§ Stored data
**********
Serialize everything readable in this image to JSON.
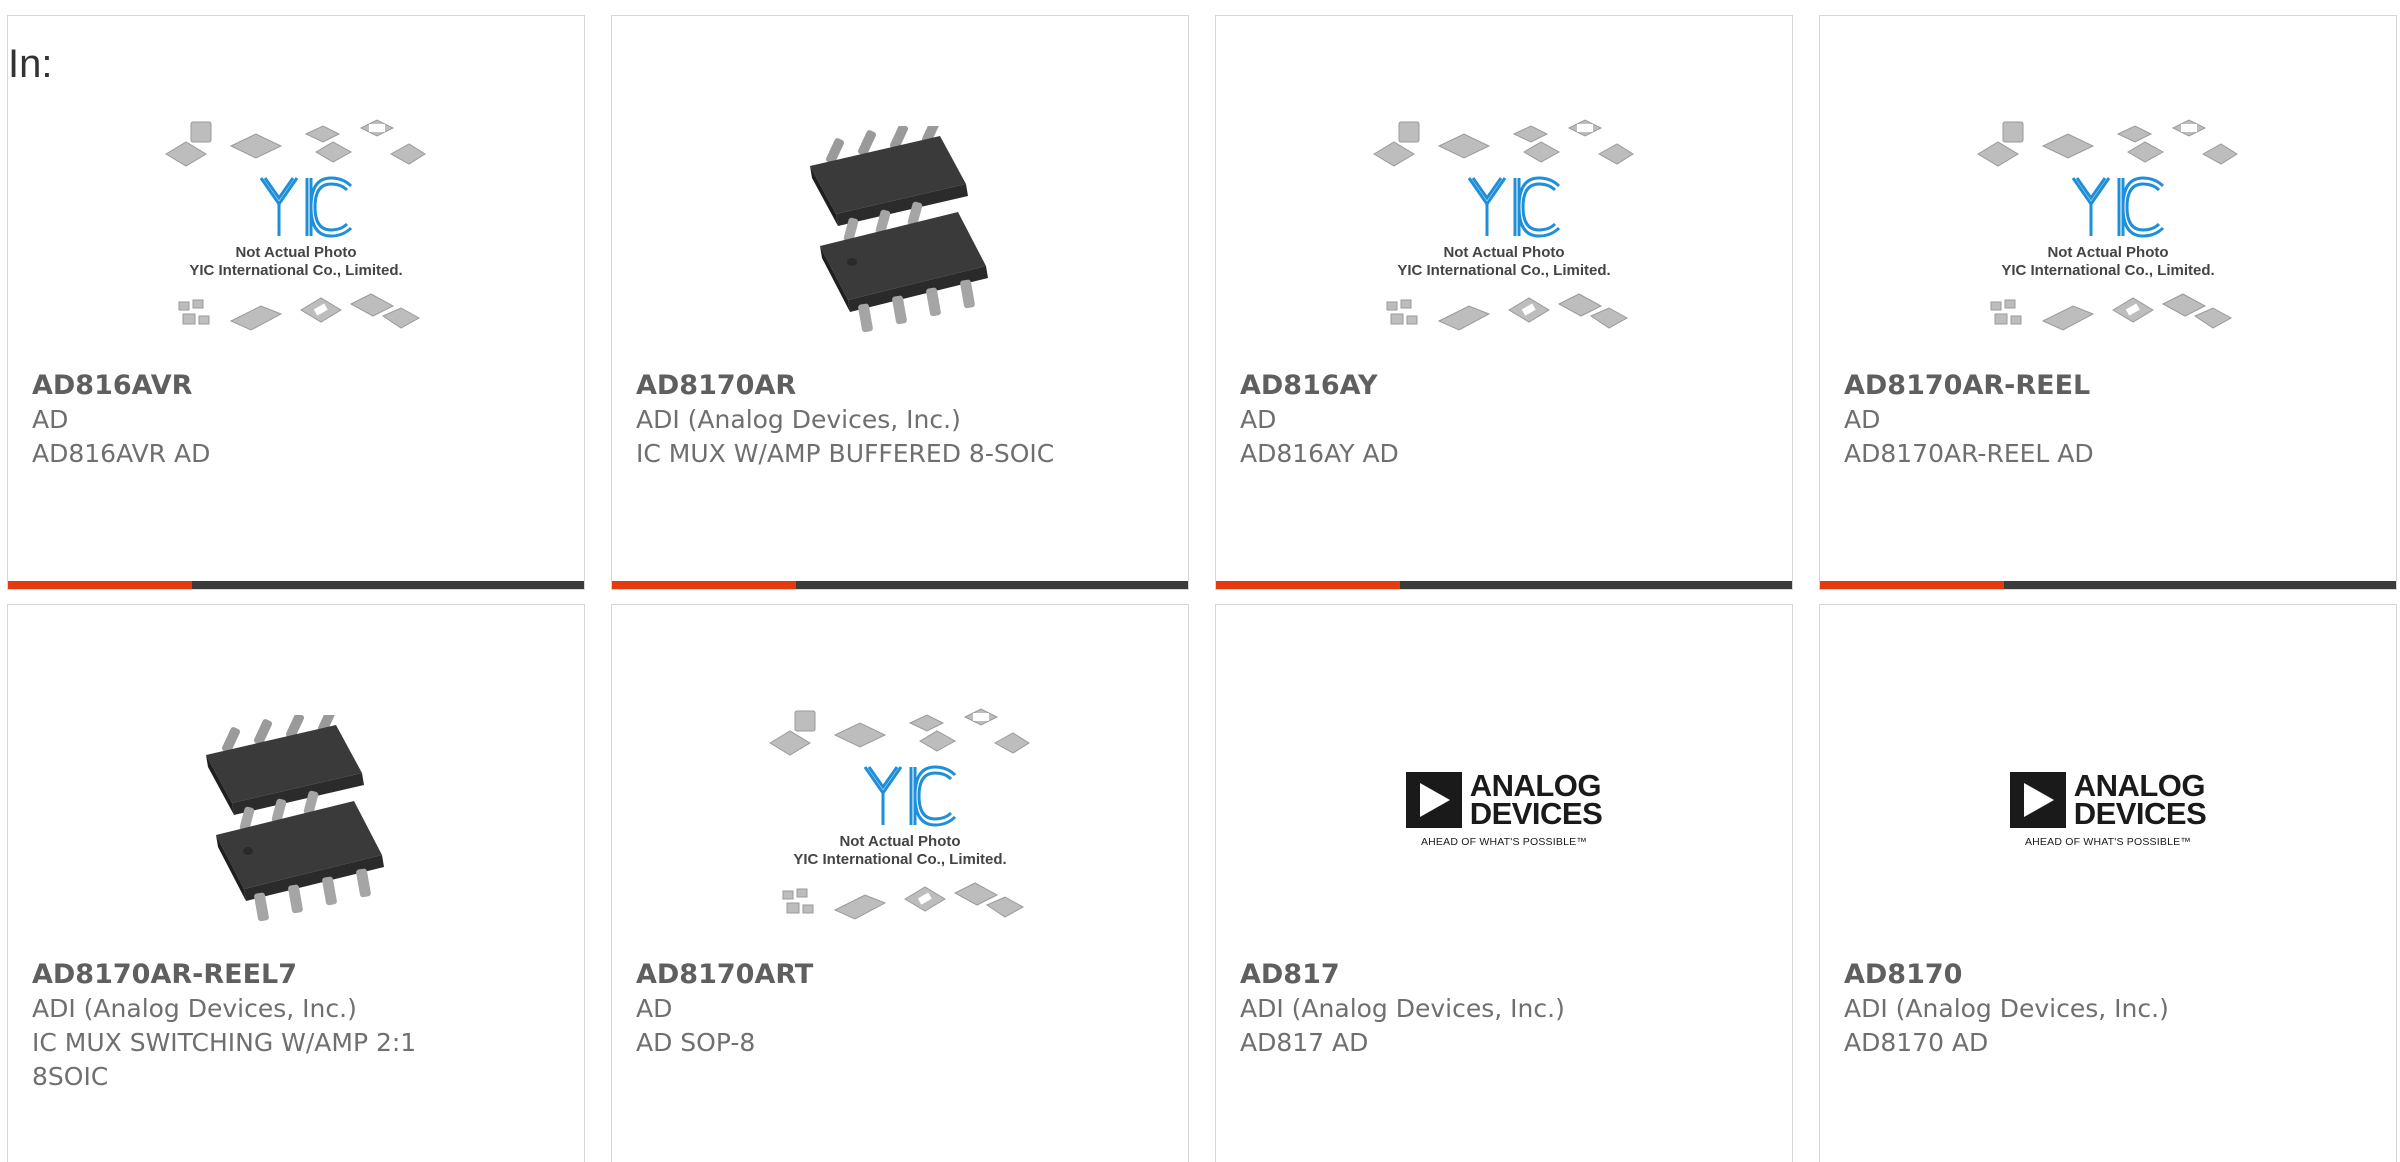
{
  "filter": {
    "label": "In:"
  },
  "colors": {
    "accent": "#e53a10",
    "bar": "#3b3b3b",
    "text": "#6f6f6f"
  },
  "placeholder": {
    "line1": "Not Actual Photo",
    "line2": "YIC International Co., Limited."
  },
  "adi": {
    "line1": "ANALOG",
    "line2": "DEVICES",
    "tagline": "AHEAD OF WHAT'S POSSIBLE™"
  },
  "products": [
    {
      "part": "AD816AVR",
      "mfr": "AD",
      "desc": "AD816AVR AD",
      "image": "yic-placeholder",
      "selected": true
    },
    {
      "part": "AD8170AR",
      "mfr": "ADI (Analog Devices, Inc.)",
      "desc": "IC MUX W/AMP BUFFERED 8-SOIC",
      "image": "soic-chip",
      "selected": true
    },
    {
      "part": "AD816AY",
      "mfr": "AD",
      "desc": "AD816AY AD",
      "image": "yic-placeholder",
      "selected": true
    },
    {
      "part": "AD8170AR-REEL",
      "mfr": "AD",
      "desc": "AD8170AR-REEL AD",
      "image": "yic-placeholder",
      "selected": true
    },
    {
      "part": "AD8170AR-REEL7",
      "mfr": "ADI (Analog Devices, Inc.)",
      "desc": "IC MUX SWITCHING W/AMP 2:1 8SOIC",
      "image": "soic-chip",
      "selected": false
    },
    {
      "part": "AD8170ART",
      "mfr": "AD",
      "desc": "AD SOP-8",
      "image": "yic-placeholder",
      "selected": false
    },
    {
      "part": "AD817",
      "mfr": "ADI (Analog Devices, Inc.)",
      "desc": "AD817 AD",
      "image": "adi-logo",
      "selected": false
    },
    {
      "part": "AD8170",
      "mfr": "ADI (Analog Devices, Inc.)",
      "desc": "AD8170 AD",
      "image": "adi-logo",
      "selected": false
    }
  ]
}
**********
Quote the data exactly, leaving every image out of the copy.

§ Right answer
Serialize everything readable in this image to JSON.
{
  "filter": {
    "label": "In:"
  },
  "colors": {
    "accent": "#e53a10",
    "bar": "#3b3b3b",
    "text": "#6f6f6f"
  },
  "placeholder": {
    "line1": "Not Actual Photo",
    "line2": "YIC International Co., Limited."
  },
  "adi": {
    "line1": "ANALOG",
    "line2": "DEVICES",
    "tagline": "AHEAD OF WHAT'S POSSIBLE™"
  },
  "products": [
    {
      "part": "AD816AVR",
      "mfr": "AD",
      "desc": "AD816AVR AD",
      "image": "yic-placeholder",
      "selected": true
    },
    {
      "part": "AD8170AR",
      "mfr": "ADI (Analog Devices, Inc.)",
      "desc": "IC MUX W/AMP BUFFERED 8-SOIC",
      "image": "soic-chip",
      "selected": true
    },
    {
      "part": "AD816AY",
      "mfr": "AD",
      "desc": "AD816AY AD",
      "image": "yic-placeholder",
      "selected": true
    },
    {
      "part": "AD8170AR-REEL",
      "mfr": "AD",
      "desc": "AD8170AR-REEL AD",
      "image": "yic-placeholder",
      "selected": true
    },
    {
      "part": "AD8170AR-REEL7",
      "mfr": "ADI (Analog Devices, Inc.)",
      "desc": "IC MUX SWITCHING W/AMP 2:1 8SOIC",
      "image": "soic-chip",
      "selected": false
    },
    {
      "part": "AD8170ART",
      "mfr": "AD",
      "desc": "AD SOP-8",
      "image": "yic-placeholder",
      "selected": false
    },
    {
      "part": "AD817",
      "mfr": "ADI (Analog Devices, Inc.)",
      "desc": "AD817 AD",
      "image": "adi-logo",
      "selected": false
    },
    {
      "part": "AD8170",
      "mfr": "ADI (Analog Devices, Inc.)",
      "desc": "AD8170 AD",
      "image": "adi-logo",
      "selected": false
    }
  ]
}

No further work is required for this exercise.